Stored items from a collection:

** begin **

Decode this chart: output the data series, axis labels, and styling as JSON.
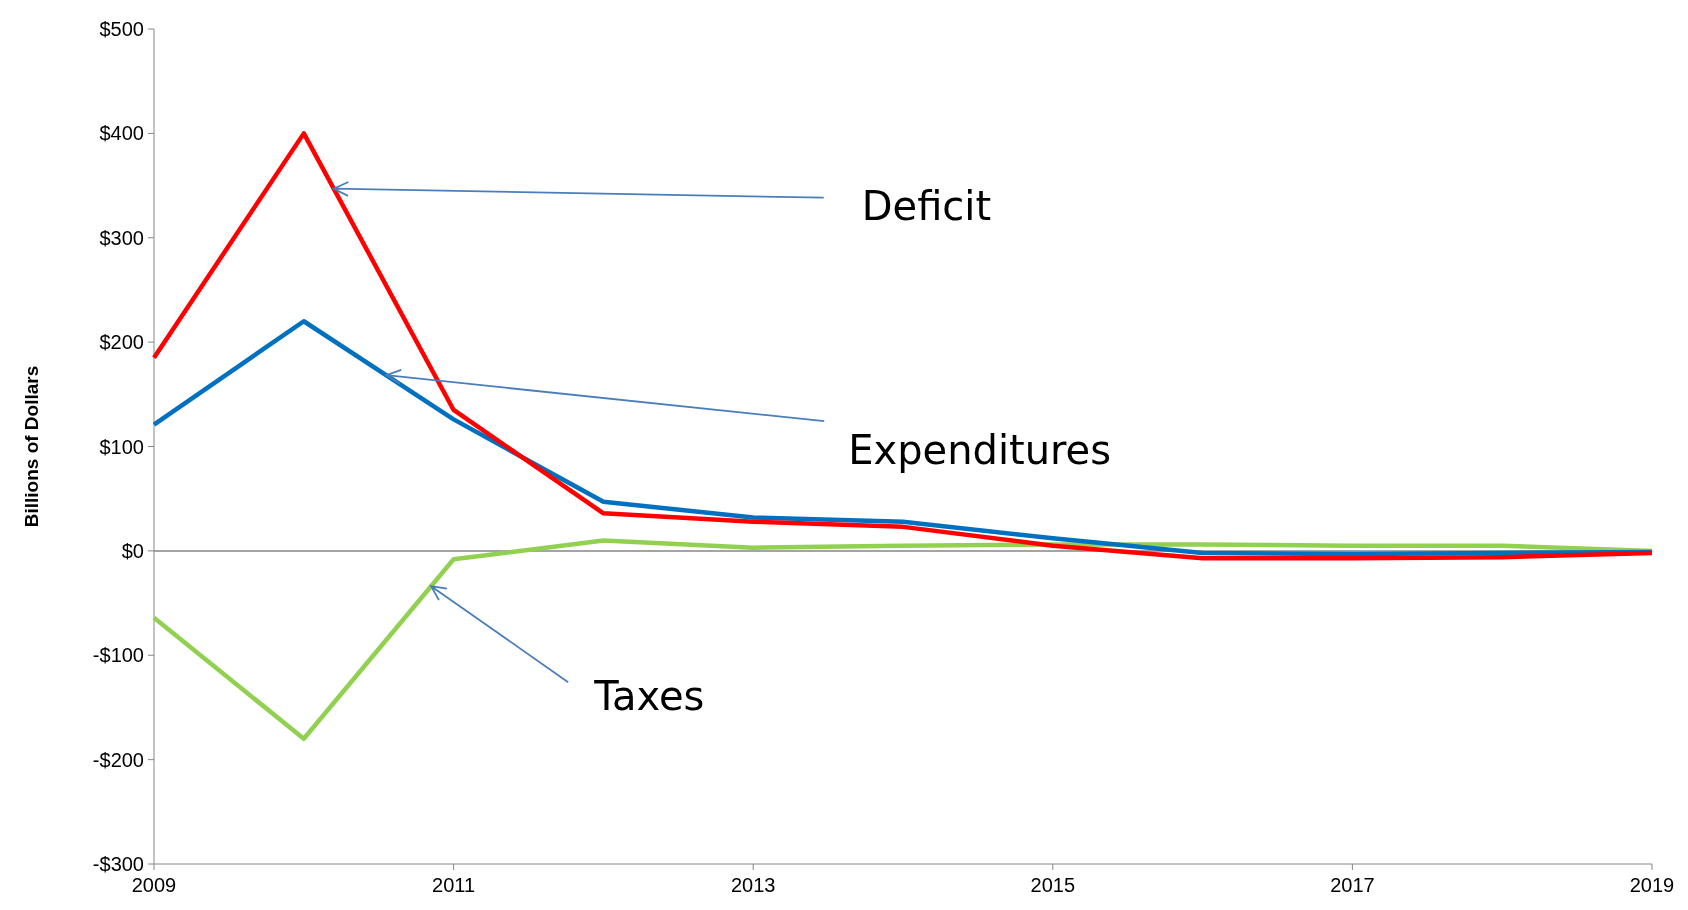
{
  "chart_data": {
    "type": "line",
    "ylabel": "Billions of Dollars",
    "x": [
      2009,
      2010,
      2011,
      2012,
      2013,
      2014,
      2015,
      2016,
      2017,
      2018,
      2019
    ],
    "series": [
      {
        "color": "#92d050",
        "values": [
          -64,
          -180,
          -8,
          10,
          3,
          5,
          6,
          6,
          5,
          5,
          0
        ]
      },
      {
        "color": "#0070c0",
        "values": [
          121,
          220,
          126,
          47,
          32,
          28,
          12,
          -2,
          -3,
          -2,
          -1
        ]
      },
      {
        "color": "#ff0000",
        "values": [
          185,
          400,
          135,
          36,
          28,
          23,
          5,
          -7,
          -7,
          -6,
          -2
        ]
      }
    ],
    "xlim": [
      2009,
      2019
    ],
    "xticks": [
      2009,
      2011,
      2013,
      2015,
      2017,
      2019
    ],
    "ylim": [
      -300,
      500
    ],
    "yticks": [
      {
        "value": -300,
        "label": "-$300"
      },
      {
        "value": -200,
        "label": "-$200"
      },
      {
        "value": -100,
        "label": "-$100"
      },
      {
        "value": 0,
        "label": "$0"
      },
      {
        "value": 100,
        "label": "$100"
      },
      {
        "value": 200,
        "label": "$200"
      },
      {
        "value": 300,
        "label": "$300"
      },
      {
        "value": 400,
        "label": "$400"
      },
      {
        "value": 500,
        "label": "$500"
      }
    ],
    "ref_lines": [
      {
        "axis": "y",
        "value": 0,
        "color": "#868686"
      }
    ],
    "grid": false,
    "marker": "none",
    "line_style": "solid",
    "annotations": [
      {
        "text": "Deficit",
        "x": 2010.2,
        "y": 347
      },
      {
        "text": "Expenditures",
        "x": 2010.55,
        "y": 168.3
      },
      {
        "text": "Taxes",
        "x": 2010.85,
        "y": -33.8
      }
    ]
  }
}
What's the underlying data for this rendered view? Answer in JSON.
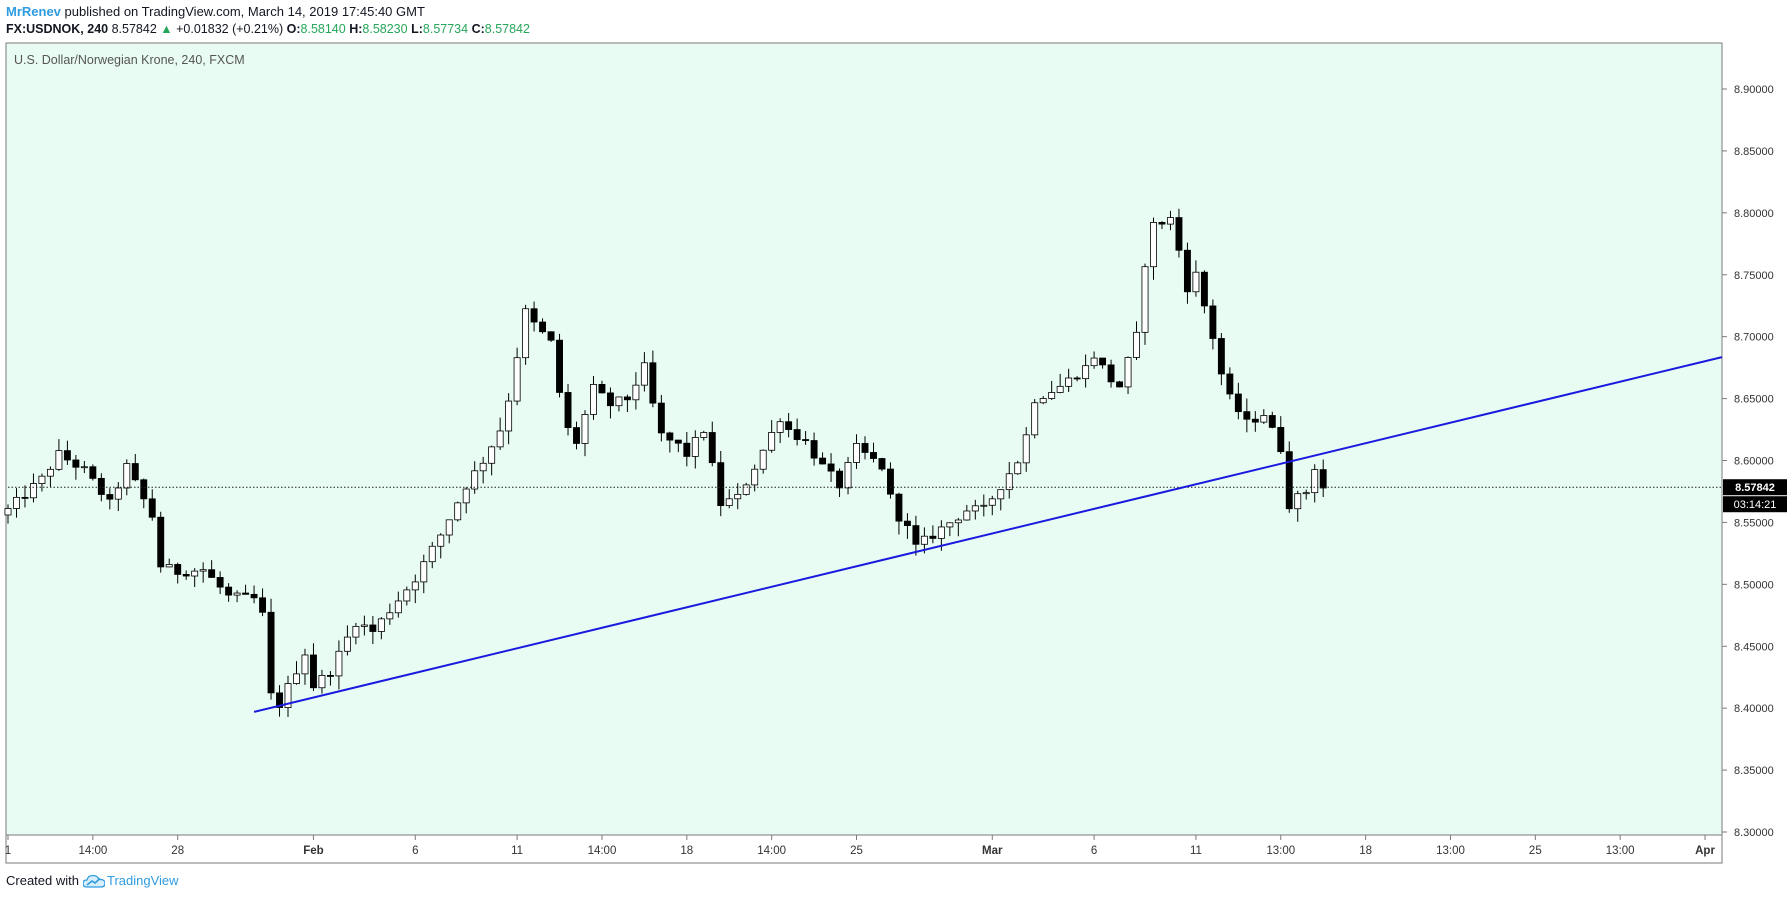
{
  "header": {
    "author": "MrRenev",
    "published_text": "published on TradingView.com, March 14, 2019 17:45:40 GMT"
  },
  "quote": {
    "symbol": "FX:USDNOK, 240",
    "last": "8.57842",
    "change_arrow": "▲",
    "change": "+0.01832 (+0.21%)",
    "open_label": "O:",
    "open": "8.58140",
    "high_label": "H:",
    "high": "8.58230",
    "low_label": "L:",
    "low": "8.57734",
    "close_label": "C:",
    "close": "8.57842"
  },
  "footer": {
    "created_with": "Created with",
    "brand": "TradingView",
    "logo_icon": "tradingview-cloud-icon"
  },
  "colors": {
    "background": "#e9fcf3",
    "trendline": "#1a1adf",
    "candle_up": "#ffffff",
    "candle_down": "#000000",
    "candle_outline": "#000000",
    "price_tag_bg": "#000000",
    "author": "#2f9ce0",
    "positive": "#26a65b"
  },
  "chart_data": {
    "type": "candlestick",
    "title": "U.S. Dollar/Norwegian Krone, 240, FXCM",
    "y_axis": {
      "min": 8.3,
      "max": 8.9,
      "position": "right",
      "ticks": [
        "8.30000",
        "8.35000",
        "8.40000",
        "8.45000",
        "8.50000",
        "8.55000",
        "8.60000",
        "8.65000",
        "8.70000",
        "8.75000",
        "8.80000",
        "8.85000",
        "8.90000"
      ]
    },
    "x_axis": {
      "ticks": [
        {
          "label": "1",
          "t": 0
        },
        {
          "label": "14:00",
          "t": 10
        },
        {
          "label": "28",
          "t": 20
        },
        {
          "label": "Feb",
          "t": 36,
          "bold": true
        },
        {
          "label": "6",
          "t": 48
        },
        {
          "label": "11",
          "t": 60
        },
        {
          "label": "14:00",
          "t": 70
        },
        {
          "label": "18",
          "t": 80
        },
        {
          "label": "14:00",
          "t": 90
        },
        {
          "label": "25",
          "t": 100
        },
        {
          "label": "Mar",
          "t": 116,
          "bold": true
        },
        {
          "label": "6",
          "t": 128
        },
        {
          "label": "11",
          "t": 140
        },
        {
          "label": "13:00",
          "t": 150
        },
        {
          "label": "18",
          "t": 160
        },
        {
          "label": "13:00",
          "t": 170
        },
        {
          "label": "25",
          "t": 180
        },
        {
          "label": "13:00",
          "t": 190
        },
        {
          "label": "Apr",
          "t": 200,
          "bold": true
        }
      ]
    },
    "last_price": {
      "value": 8.57842,
      "label": "8.57842",
      "countdown": "03:14:21"
    },
    "trendline": {
      "from": {
        "t": 29,
        "price": 8.397
      },
      "to": {
        "t": 202,
        "price": 8.6835
      }
    },
    "anchors": [
      [
        0,
        8.56
      ],
      [
        4,
        8.585
      ],
      [
        6,
        8.605
      ],
      [
        9,
        8.592
      ],
      [
        12,
        8.565
      ],
      [
        14,
        8.595
      ],
      [
        17,
        8.555
      ],
      [
        18,
        8.515
      ],
      [
        20,
        8.51
      ],
      [
        23,
        8.512
      ],
      [
        26,
        8.49
      ],
      [
        29,
        8.488
      ],
      [
        30,
        8.475
      ],
      [
        31,
        8.41
      ],
      [
        32,
        8.403
      ],
      [
        35,
        8.445
      ],
      [
        36,
        8.418
      ],
      [
        38,
        8.43
      ],
      [
        41,
        8.47
      ],
      [
        43,
        8.462
      ],
      [
        46,
        8.488
      ],
      [
        48,
        8.505
      ],
      [
        51,
        8.54
      ],
      [
        54,
        8.58
      ],
      [
        56,
        8.6
      ],
      [
        58,
        8.625
      ],
      [
        59,
        8.65
      ],
      [
        61,
        8.72
      ],
      [
        62,
        8.71
      ],
      [
        64,
        8.695
      ],
      [
        65,
        8.655
      ],
      [
        66,
        8.625
      ],
      [
        67,
        8.615
      ],
      [
        69,
        8.658
      ],
      [
        71,
        8.645
      ],
      [
        73,
        8.65
      ],
      [
        75,
        8.675
      ],
      [
        76,
        8.645
      ],
      [
        77,
        8.62
      ],
      [
        79,
        8.612
      ],
      [
        80,
        8.605
      ],
      [
        82,
        8.625
      ],
      [
        84,
        8.565
      ],
      [
        86,
        8.57
      ],
      [
        88,
        8.595
      ],
      [
        91,
        8.635
      ],
      [
        92,
        8.625
      ],
      [
        94,
        8.615
      ],
      [
        96,
        8.595
      ],
      [
        98,
        8.58
      ],
      [
        100,
        8.61
      ],
      [
        103,
        8.595
      ],
      [
        104,
        8.57
      ],
      [
        105,
        8.555
      ],
      [
        106,
        8.545
      ],
      [
        107,
        8.53
      ],
      [
        110,
        8.545
      ],
      [
        113,
        8.56
      ],
      [
        115,
        8.56
      ],
      [
        117,
        8.58
      ],
      [
        119,
        8.6
      ],
      [
        120,
        8.62
      ],
      [
        121,
        8.65
      ],
      [
        124,
        8.66
      ],
      [
        127,
        8.675
      ],
      [
        128,
        8.685
      ],
      [
        130,
        8.665
      ],
      [
        131,
        8.66
      ],
      [
        133,
        8.7
      ],
      [
        134,
        8.76
      ],
      [
        135,
        8.79
      ],
      [
        137,
        8.795
      ],
      [
        138,
        8.77
      ],
      [
        139,
        8.74
      ],
      [
        140,
        8.75
      ],
      [
        142,
        8.7
      ],
      [
        143,
        8.67
      ],
      [
        144,
        8.65
      ],
      [
        146,
        8.63
      ],
      [
        148,
        8.638
      ],
      [
        150,
        8.61
      ],
      [
        151,
        8.565
      ],
      [
        153,
        8.575
      ],
      [
        154,
        8.595
      ],
      [
        155,
        8.578
      ]
    ]
  }
}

** end **

* [TASK STATEMENT]: Gather all lines with the string "JSON" from the data.

* [ANSWER TO THE TASK]:
Decode this chart: output the data series, axis labels, and styling as JSON.
What's the underlying data for this rendered view? Answer in JSON.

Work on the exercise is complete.